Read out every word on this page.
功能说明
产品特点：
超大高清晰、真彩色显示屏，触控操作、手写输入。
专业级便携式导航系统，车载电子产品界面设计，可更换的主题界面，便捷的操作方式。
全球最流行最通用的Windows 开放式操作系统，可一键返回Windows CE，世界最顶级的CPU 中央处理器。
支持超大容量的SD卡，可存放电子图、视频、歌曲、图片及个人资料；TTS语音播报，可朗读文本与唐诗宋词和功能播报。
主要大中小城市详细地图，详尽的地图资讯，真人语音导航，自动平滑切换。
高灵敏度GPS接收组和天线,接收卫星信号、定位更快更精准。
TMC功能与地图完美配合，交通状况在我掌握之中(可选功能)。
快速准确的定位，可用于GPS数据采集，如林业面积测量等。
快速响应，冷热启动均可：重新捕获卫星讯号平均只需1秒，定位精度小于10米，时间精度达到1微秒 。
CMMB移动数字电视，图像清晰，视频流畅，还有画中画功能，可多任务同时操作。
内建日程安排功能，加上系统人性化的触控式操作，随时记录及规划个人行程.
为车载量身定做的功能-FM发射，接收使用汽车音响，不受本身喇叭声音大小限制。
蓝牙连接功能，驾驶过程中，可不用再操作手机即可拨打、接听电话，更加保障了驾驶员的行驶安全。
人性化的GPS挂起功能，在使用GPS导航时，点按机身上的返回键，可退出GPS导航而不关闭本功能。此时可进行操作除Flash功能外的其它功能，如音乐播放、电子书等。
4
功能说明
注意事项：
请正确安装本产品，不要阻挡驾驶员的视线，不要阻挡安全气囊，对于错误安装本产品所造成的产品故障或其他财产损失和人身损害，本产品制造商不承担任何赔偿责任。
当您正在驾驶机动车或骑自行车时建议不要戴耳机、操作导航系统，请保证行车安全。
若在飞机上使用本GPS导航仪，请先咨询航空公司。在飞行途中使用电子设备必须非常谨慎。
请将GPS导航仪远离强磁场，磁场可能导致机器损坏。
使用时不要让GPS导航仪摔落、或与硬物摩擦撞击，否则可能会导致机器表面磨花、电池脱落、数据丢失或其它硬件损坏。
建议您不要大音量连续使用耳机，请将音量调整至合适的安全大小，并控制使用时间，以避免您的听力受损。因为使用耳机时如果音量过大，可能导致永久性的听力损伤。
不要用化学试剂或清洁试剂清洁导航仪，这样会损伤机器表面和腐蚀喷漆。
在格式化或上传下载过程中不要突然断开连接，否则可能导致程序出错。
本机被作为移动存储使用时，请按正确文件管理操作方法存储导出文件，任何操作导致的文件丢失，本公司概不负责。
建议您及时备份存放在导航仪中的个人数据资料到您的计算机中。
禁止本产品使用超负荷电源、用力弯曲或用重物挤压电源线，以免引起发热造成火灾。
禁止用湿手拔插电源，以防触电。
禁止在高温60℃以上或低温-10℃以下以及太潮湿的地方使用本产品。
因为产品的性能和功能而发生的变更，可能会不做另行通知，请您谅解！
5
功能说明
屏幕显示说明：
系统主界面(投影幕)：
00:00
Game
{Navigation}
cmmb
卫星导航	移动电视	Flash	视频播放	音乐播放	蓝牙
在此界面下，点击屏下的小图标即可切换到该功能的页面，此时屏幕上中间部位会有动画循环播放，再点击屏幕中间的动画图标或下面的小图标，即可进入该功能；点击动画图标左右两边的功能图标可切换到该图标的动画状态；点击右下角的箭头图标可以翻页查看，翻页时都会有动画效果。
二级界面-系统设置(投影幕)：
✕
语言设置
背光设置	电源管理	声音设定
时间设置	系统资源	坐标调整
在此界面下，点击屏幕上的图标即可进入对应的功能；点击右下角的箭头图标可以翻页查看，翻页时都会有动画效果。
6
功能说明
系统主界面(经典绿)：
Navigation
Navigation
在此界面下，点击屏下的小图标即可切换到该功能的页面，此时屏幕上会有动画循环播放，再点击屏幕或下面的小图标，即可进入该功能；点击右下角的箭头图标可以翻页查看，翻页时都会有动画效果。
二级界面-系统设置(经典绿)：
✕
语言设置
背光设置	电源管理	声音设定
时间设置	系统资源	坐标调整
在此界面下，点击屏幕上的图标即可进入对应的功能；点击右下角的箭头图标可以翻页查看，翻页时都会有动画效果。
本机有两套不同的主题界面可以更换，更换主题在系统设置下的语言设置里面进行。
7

Task directions - Can you reproduce all the material exactly?

Exercise response -
Read out every word on this page.
功能说明
产品特点：
超大高清晰、真彩色显示屏，触控操作、手写输入。
专业级便携式导航系统，车载电子产品界面设计，可更换的主题界面，便捷的操作方式。
全球最流行最通用的Windows 开放式操作系统，可一键返回Windows CE，世界最顶级的CPU 中央处理器。
支持超大容量的SD卡，可存放电子图、视频、歌曲、图片及个人资料；TTS语音播报，可朗读文本与唐诗宋词和功能播报。
主要大中小城市详细地图，详尽的地图资讯，真人语音导航，自动平滑切换。
高灵敏度GPS接收组和天线,接收卫星信号、定位更快更精准。
TMC功能与地图完美配合，交通状况在我掌握之中(可选功能)。
快速准确的定位，可用于GPS数据采集，如林业面积测量等。
快速响应，冷热启动均可：重新捕获卫星讯号平均只需1秒，定位精度小于10米，时间精度达到1微秒 。
CMMB移动数字电视，图像清晰，视频流畅，还有画中画功能，可多任务同时操作。
内建日程安排功能，加上系统人性化的触控式操作，随时记录及规划个人行程.
为车载量身定做的功能-FM发射，接收使用汽车音响，不受本身喇叭声音大小限制。
蓝牙连接功能，驾驶过程中，可不用再操作手机即可拨打、接听电话，更加保障了驾驶员的行驶安全。
人性化的GPS挂起功能，在使用GPS导航时，点按机身上的返回键，可退出GPS导航而不关闭本功能。此时可进行操作除Flash功能外的其它功能，如音乐播放、电子书等。
4
功能说明
注意事项：
请正确安装本产品，不要阻挡驾驶员的视线，不要阻挡安全气囊，对于错误安装本产品所造成的产品故障或其他财产损失和人身损害，本产品制造商不承担任何赔偿责任。
当您正在驾驶机动车或骑自行车时建议不要戴耳机、操作导航系统，请保证行车安全。
若在飞机上使用本GPS导航仪，请先咨询航空公司。在飞行途中使用电子设备必须非常谨慎。
请将GPS导航仪远离强磁场，磁场可能导致机器损坏。
使用时不要让GPS导航仪摔落、或与硬物摩擦撞击，否则可能会导致机器表面磨花、电池脱落、数据丢失或其它硬件损坏。
建议您不要大音量连续使用耳机，请将音量调整至合适的安全大小，并控制使用时间，以避免您的听力受损。因为使用耳机时如果音量过大，可能导致永久性的听力损伤。
不要用化学试剂或清洁试剂清洁导航仪，这样会损伤机器表面和腐蚀喷漆。
在格式化或上传下载过程中不要突然断开连接，否则可能导致程序出错。
本机被作为移动存储使用时，请按正确文件管理操作方法存储导出文件，任何操作导致的文件丢失，本公司概不负责。
建议您及时备份存放在导航仪中的个人数据资料到您的计算机中。
禁止本产品使用超负荷电源、用力弯曲或用重物挤压电源线，以免引起发热造成火灾。
禁止用湿手拔插电源，以防触电。
禁止在高温60℃以上或低温-10℃以下以及太潮湿的地方使用本产品。
因为产品的性能和功能而发生的变更，可能会不做另行通知，请您谅解！
5
功能说明
屏幕显示说明：
系统主界面(投影幕)：
00:00
Game
{Navigation}
cmmb
卫星导航	移动电视	Flash	视频播放	音乐播放	蓝牙
在此界面下，点击屏下的小图标即可切换到该功能的页面，此时屏幕上中间部位会有动画循环播放，再点击屏幕中间的动画图标或下面的小图标，即可进入该功能；点击动画图标左右两边的功能图标可切换到该图标的动画状态；点击右下角的箭头图标可以翻页查看，翻页时都会有动画效果。
二级界面-系统设置(投影幕)：
✕
语言设置
背光设置	电源管理	声音设定
时间设置	系统资源	坐标调整
在此界面下，点击屏幕上的图标即可进入对应的功能；点击右下角的箭头图标可以翻页查看，翻页时都会有动画效果。
6
功能说明
系统主界面(经典绿)：
Navigation
Navigation
在此界面下，点击屏下的小图标即可切换到该功能的页面，此时屏幕上会有动画循环播放，再点击屏幕或下面的小图标，即可进入该功能；点击右下角的箭头图标可以翻页查看，翻页时都会有动画效果。
二级界面-系统设置(经典绿)：
✕
语言设置
背光设置	电源管理	声音设定
时间设置	系统资源	坐标调整
在此界面下，点击屏幕上的图标即可进入对应的功能；点击右下角的箭头图标可以翻页查看，翻页时都会有动画效果。
本机有两套不同的主题界面可以更换，更换主题在系统设置下的语言设置里面进行。
7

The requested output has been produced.